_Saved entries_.
** start **

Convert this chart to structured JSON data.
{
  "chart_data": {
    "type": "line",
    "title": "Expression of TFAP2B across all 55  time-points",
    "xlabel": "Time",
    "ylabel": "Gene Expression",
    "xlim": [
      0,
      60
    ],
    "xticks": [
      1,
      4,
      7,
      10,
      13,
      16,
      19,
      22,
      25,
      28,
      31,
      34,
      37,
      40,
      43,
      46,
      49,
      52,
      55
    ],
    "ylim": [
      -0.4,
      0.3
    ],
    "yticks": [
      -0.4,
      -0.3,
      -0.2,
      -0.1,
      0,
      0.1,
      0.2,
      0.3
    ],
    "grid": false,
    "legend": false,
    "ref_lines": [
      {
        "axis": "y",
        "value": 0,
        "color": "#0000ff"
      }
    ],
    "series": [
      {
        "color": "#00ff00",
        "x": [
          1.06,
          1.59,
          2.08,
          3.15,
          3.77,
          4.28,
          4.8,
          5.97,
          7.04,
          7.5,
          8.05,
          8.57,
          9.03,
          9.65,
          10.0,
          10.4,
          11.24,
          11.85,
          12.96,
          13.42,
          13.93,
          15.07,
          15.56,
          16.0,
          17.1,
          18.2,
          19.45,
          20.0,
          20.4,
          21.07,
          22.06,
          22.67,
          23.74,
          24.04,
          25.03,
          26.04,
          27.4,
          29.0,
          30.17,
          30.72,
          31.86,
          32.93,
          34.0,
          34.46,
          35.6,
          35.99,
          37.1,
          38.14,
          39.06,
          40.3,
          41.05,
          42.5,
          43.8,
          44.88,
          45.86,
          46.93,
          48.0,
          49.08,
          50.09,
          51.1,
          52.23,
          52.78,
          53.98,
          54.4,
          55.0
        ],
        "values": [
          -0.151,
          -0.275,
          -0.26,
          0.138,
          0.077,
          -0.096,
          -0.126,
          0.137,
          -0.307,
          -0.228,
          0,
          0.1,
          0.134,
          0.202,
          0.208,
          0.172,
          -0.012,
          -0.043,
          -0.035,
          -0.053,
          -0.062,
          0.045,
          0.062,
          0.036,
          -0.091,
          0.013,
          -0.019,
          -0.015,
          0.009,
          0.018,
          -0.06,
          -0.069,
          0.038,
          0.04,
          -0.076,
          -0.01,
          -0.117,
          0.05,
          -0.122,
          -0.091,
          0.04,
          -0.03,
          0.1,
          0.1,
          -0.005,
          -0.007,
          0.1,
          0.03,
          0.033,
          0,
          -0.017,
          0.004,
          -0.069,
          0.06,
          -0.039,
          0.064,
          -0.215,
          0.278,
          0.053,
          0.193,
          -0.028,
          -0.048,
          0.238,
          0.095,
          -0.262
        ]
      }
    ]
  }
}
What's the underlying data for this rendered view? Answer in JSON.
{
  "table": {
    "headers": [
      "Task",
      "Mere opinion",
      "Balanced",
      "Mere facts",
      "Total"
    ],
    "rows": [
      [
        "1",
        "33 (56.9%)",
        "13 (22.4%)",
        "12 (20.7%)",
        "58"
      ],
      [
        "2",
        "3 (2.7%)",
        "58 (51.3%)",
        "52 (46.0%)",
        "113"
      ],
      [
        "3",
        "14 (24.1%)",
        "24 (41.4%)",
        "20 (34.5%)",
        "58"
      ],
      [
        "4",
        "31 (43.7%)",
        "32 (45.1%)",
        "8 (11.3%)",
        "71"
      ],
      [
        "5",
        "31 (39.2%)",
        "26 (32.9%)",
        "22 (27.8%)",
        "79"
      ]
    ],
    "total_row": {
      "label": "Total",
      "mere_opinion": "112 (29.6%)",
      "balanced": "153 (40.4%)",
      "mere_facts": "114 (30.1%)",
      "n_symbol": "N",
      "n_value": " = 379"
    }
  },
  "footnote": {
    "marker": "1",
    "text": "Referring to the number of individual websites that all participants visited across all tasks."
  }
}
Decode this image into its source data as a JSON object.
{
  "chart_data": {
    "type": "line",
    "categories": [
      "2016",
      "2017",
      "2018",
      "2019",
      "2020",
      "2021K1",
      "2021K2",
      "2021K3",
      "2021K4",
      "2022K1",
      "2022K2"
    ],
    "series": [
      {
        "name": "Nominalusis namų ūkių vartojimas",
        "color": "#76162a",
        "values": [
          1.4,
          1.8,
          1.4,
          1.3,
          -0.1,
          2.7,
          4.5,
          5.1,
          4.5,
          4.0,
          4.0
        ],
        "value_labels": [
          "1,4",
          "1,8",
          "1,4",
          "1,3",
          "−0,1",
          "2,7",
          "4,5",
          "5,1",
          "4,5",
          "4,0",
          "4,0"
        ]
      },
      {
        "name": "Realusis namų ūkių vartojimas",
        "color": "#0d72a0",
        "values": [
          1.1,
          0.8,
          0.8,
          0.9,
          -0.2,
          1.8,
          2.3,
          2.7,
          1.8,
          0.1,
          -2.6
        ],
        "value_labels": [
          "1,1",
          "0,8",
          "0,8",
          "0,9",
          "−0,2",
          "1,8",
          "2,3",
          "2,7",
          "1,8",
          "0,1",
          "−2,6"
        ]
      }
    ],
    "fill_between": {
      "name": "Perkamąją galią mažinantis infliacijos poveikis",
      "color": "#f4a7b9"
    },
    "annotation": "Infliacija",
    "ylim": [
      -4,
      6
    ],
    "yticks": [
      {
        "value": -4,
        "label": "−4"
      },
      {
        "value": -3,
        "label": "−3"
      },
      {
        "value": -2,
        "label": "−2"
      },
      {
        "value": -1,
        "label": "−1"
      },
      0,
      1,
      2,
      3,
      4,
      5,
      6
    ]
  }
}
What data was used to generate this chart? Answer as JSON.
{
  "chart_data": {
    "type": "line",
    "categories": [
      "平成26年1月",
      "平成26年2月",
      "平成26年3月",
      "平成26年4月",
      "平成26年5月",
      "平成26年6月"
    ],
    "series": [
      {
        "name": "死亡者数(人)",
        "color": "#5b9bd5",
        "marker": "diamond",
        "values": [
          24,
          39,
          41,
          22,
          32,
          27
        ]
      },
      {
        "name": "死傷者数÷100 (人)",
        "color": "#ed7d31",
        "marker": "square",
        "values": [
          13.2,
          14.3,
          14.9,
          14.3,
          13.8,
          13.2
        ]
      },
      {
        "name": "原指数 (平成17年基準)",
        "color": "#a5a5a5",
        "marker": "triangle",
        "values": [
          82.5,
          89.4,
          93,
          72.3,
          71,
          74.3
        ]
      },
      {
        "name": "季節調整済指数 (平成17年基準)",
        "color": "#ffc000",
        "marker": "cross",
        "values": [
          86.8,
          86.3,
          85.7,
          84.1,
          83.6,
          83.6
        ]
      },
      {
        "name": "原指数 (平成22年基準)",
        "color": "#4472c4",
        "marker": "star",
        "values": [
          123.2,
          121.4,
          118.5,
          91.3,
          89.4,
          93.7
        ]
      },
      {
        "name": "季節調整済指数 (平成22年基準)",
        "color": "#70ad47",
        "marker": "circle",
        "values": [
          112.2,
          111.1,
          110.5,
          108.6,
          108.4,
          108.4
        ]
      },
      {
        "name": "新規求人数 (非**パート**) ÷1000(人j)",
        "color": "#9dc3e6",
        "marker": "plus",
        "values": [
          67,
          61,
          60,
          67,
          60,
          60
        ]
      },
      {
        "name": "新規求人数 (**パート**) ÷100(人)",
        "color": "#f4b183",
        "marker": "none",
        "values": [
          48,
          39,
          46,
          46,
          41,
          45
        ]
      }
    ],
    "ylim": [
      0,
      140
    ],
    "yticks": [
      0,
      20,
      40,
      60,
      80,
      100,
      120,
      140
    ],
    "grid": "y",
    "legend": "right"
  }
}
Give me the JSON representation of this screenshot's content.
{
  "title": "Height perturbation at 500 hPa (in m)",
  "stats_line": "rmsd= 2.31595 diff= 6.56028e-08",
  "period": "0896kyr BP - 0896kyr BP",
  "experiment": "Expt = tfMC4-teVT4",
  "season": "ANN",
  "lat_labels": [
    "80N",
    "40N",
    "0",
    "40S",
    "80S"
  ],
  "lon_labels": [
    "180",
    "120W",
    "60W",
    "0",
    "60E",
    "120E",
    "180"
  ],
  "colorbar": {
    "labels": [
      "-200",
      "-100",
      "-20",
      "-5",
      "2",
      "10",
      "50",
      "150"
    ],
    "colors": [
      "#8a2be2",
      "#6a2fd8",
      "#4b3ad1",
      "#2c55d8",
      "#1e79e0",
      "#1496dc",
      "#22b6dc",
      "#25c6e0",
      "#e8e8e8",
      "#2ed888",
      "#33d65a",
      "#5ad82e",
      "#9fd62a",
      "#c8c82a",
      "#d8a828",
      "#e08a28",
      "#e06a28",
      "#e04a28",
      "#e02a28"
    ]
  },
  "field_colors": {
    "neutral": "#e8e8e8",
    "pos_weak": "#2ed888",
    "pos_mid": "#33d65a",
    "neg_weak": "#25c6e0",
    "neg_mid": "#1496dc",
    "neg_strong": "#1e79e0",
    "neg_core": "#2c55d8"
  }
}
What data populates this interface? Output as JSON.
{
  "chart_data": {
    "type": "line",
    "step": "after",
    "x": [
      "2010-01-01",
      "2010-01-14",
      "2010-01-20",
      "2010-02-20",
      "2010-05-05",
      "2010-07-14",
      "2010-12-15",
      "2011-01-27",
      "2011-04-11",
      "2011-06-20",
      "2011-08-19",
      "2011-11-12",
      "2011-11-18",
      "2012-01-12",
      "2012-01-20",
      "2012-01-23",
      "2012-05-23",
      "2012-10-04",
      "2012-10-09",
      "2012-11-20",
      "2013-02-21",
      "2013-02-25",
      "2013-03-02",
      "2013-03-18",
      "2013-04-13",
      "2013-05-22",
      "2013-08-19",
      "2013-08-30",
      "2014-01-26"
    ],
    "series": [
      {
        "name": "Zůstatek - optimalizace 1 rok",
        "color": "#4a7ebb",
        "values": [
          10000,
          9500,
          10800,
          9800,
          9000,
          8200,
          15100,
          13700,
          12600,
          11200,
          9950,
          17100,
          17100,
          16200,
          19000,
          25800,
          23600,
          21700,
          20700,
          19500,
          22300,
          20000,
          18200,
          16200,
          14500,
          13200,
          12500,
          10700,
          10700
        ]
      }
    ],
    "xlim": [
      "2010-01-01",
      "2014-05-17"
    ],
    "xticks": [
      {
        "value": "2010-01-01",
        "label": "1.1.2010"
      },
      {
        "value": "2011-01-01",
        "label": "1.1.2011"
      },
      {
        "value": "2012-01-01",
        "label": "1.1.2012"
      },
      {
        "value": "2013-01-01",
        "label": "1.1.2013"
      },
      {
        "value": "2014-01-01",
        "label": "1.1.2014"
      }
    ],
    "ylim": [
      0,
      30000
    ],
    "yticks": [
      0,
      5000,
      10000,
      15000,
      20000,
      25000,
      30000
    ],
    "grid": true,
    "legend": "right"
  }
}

** end **

_Stated goal_. Of the lines in the material, how many include "vartojimas"? Respond with the number alone.

_Task result_. 2